● **Work to be completed**:
Read the lines below. Copy out any that hold the string "workers".

● **The data**:
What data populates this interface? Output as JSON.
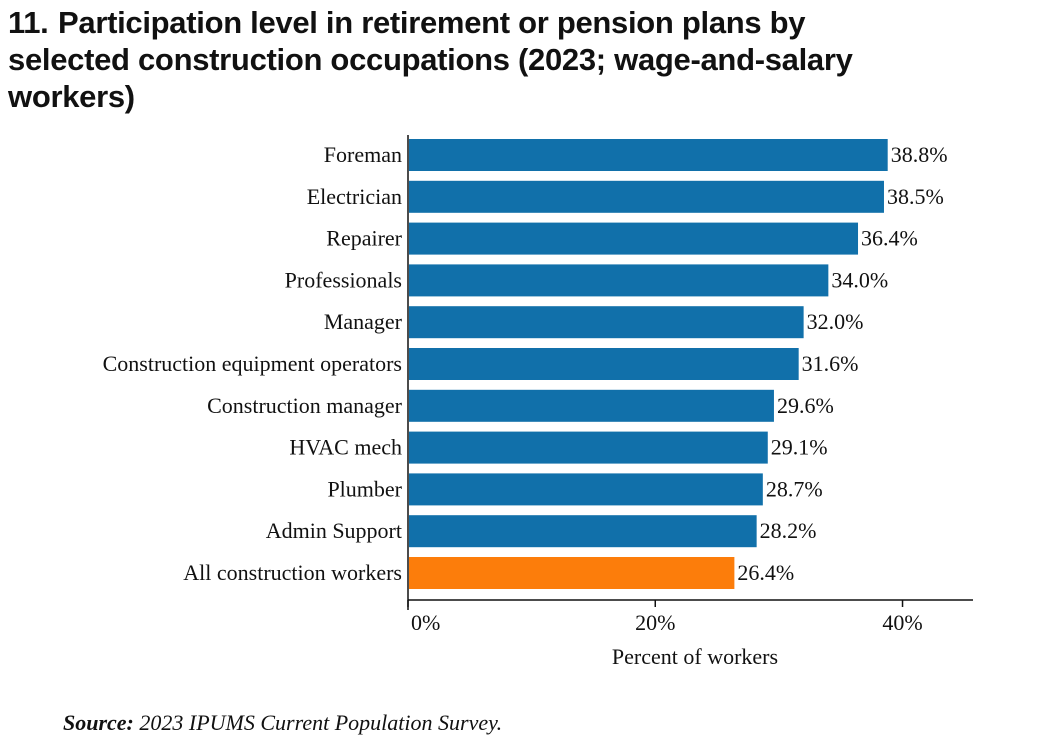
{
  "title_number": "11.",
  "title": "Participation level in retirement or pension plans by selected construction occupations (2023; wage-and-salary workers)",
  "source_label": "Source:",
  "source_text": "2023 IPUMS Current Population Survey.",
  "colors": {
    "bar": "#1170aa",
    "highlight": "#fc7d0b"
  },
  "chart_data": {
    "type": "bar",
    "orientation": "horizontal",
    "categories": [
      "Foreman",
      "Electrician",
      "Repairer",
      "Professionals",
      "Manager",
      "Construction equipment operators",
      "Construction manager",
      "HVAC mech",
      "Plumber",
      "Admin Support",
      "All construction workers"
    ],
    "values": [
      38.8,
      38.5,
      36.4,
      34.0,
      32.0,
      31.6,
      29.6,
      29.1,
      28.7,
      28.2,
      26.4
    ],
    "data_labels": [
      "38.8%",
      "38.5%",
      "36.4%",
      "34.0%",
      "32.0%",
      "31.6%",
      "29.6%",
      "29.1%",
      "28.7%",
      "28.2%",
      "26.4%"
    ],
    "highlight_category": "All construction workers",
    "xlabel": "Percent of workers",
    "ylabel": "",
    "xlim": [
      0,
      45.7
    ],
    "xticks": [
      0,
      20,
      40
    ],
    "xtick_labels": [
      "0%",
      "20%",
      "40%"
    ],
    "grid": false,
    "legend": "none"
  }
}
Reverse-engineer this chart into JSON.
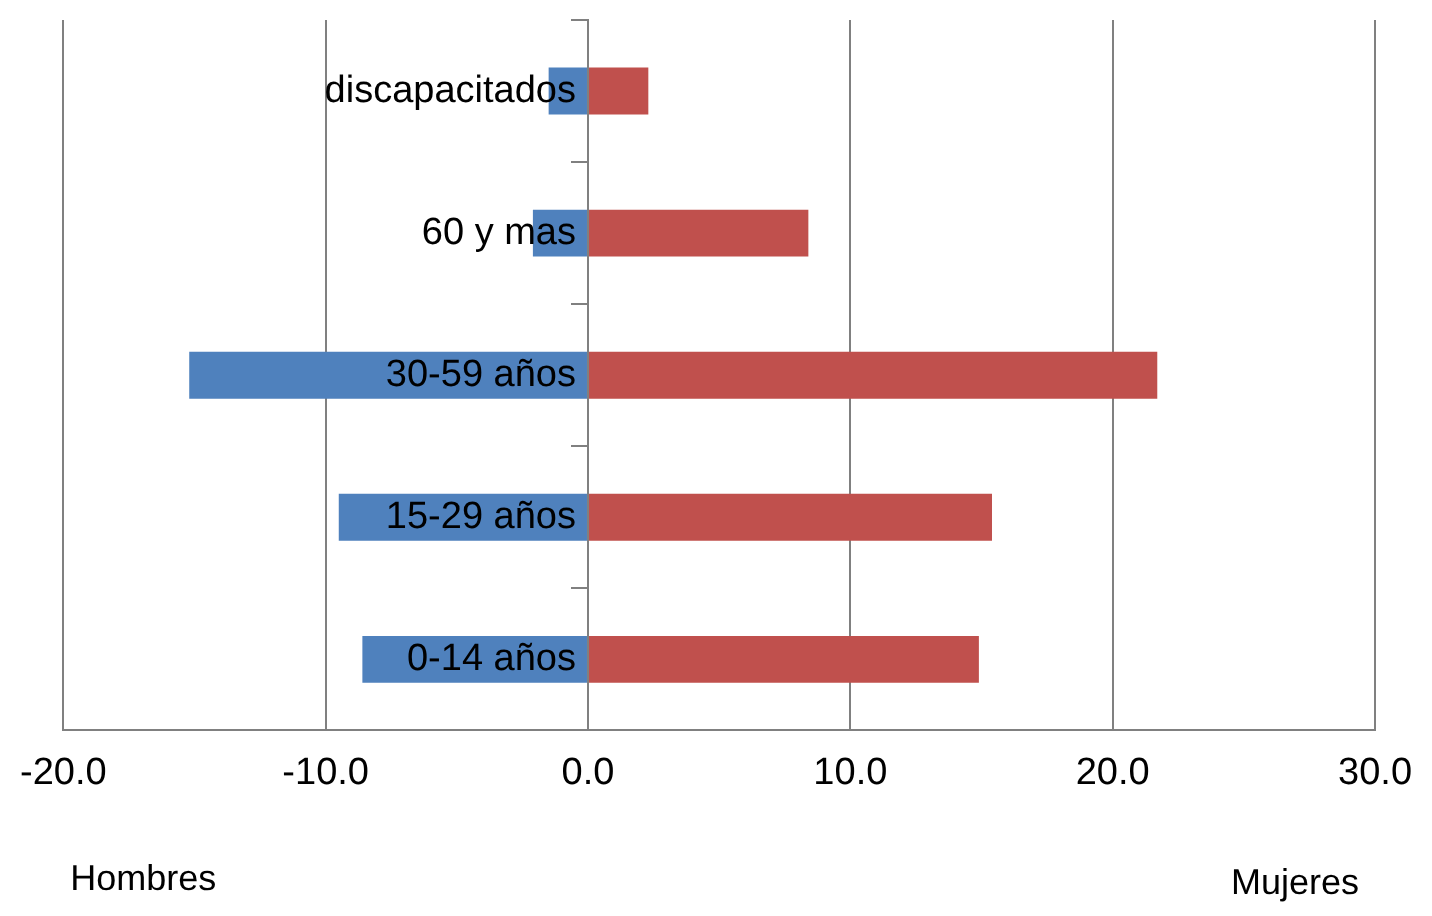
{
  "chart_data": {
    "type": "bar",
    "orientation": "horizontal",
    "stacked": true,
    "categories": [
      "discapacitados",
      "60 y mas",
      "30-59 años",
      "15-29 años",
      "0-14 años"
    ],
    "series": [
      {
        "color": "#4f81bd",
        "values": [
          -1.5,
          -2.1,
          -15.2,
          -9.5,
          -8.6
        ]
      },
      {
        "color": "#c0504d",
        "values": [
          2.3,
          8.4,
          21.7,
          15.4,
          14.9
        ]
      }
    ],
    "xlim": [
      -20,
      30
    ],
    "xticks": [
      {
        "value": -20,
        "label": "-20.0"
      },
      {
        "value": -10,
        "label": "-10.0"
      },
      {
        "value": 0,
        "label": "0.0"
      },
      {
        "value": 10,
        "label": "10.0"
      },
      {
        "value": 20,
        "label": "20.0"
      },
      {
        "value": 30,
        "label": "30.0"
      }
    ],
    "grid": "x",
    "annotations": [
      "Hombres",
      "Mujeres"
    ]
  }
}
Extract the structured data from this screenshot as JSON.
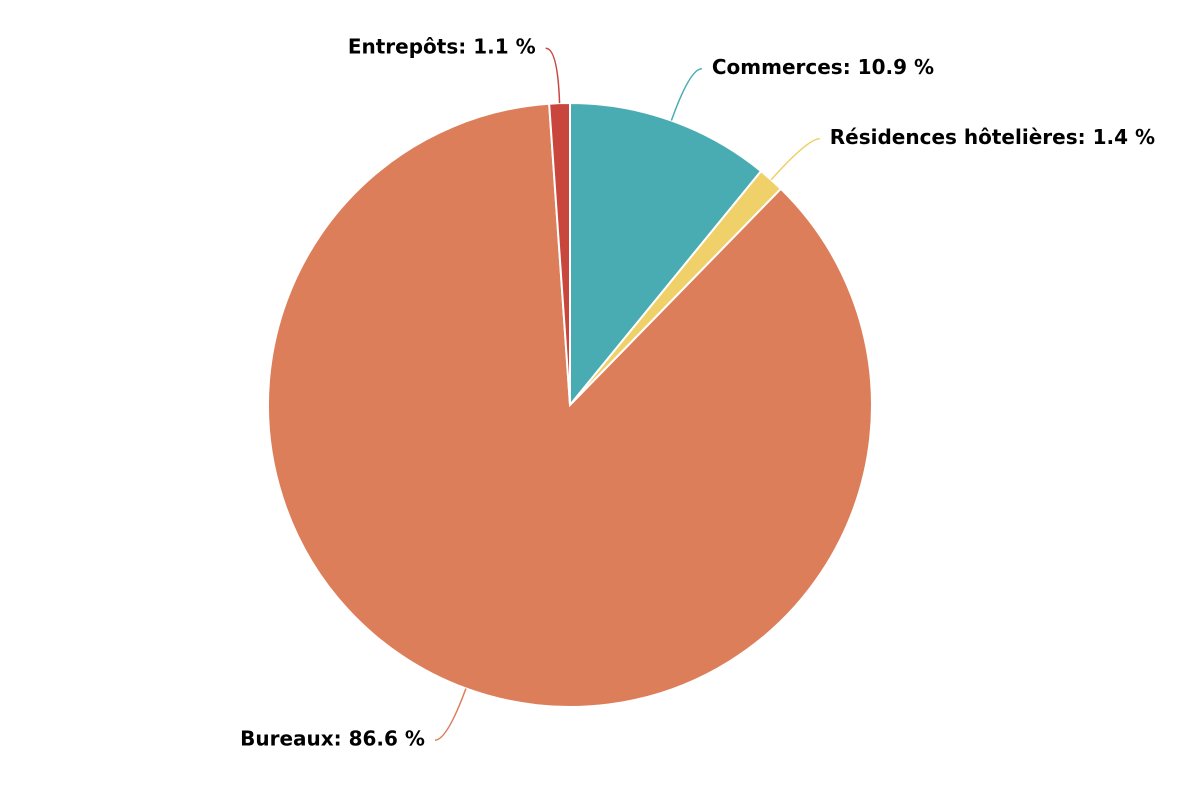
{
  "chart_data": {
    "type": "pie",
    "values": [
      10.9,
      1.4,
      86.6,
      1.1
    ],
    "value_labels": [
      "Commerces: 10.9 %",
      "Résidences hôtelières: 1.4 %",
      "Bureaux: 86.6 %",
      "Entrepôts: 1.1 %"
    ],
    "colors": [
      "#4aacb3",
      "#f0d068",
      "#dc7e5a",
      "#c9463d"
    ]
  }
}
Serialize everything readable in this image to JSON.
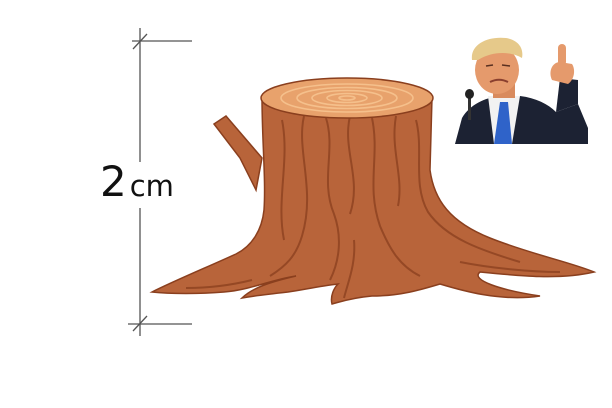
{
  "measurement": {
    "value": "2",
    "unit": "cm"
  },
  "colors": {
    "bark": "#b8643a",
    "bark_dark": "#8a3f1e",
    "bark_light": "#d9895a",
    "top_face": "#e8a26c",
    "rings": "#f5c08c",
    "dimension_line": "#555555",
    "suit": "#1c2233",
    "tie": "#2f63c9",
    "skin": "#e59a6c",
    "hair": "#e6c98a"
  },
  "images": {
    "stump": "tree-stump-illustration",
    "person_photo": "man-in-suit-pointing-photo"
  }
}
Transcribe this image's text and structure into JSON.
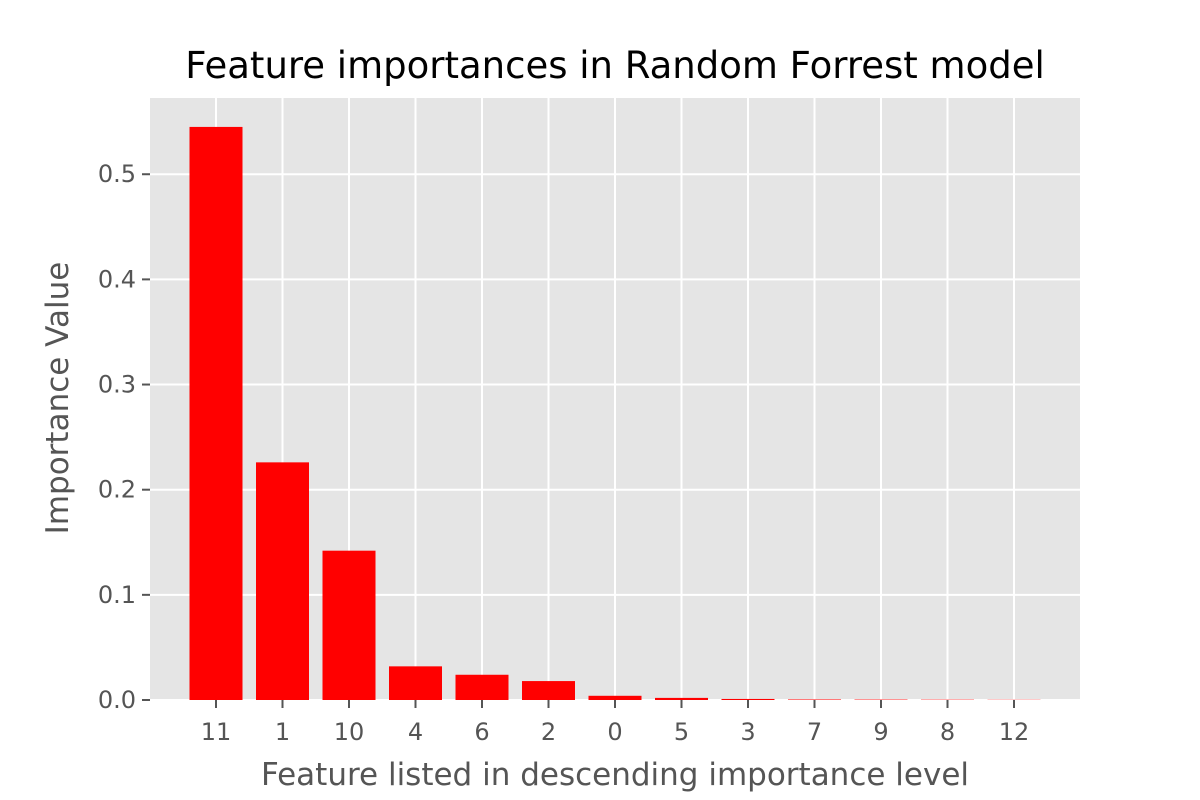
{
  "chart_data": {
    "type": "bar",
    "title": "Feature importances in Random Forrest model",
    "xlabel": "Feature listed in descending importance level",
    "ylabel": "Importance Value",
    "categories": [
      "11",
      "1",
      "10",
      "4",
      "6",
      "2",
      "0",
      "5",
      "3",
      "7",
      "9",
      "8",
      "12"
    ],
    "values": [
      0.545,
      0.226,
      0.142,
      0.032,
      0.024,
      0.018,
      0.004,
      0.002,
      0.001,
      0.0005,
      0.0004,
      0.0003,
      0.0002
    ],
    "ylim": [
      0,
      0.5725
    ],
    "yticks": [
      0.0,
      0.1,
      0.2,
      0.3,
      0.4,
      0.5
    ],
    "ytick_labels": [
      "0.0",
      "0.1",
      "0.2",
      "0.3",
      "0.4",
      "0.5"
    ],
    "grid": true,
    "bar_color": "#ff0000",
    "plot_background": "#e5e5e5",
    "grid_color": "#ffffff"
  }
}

● **Result of the task**:
  "title": "Participation level in retirement or pension plans by selected construction occupations (2023; wage-and-salary workers)",
      "All construction workers"
    "highlight_category": "All construction workers",
    "xlabel": "Percent of workers",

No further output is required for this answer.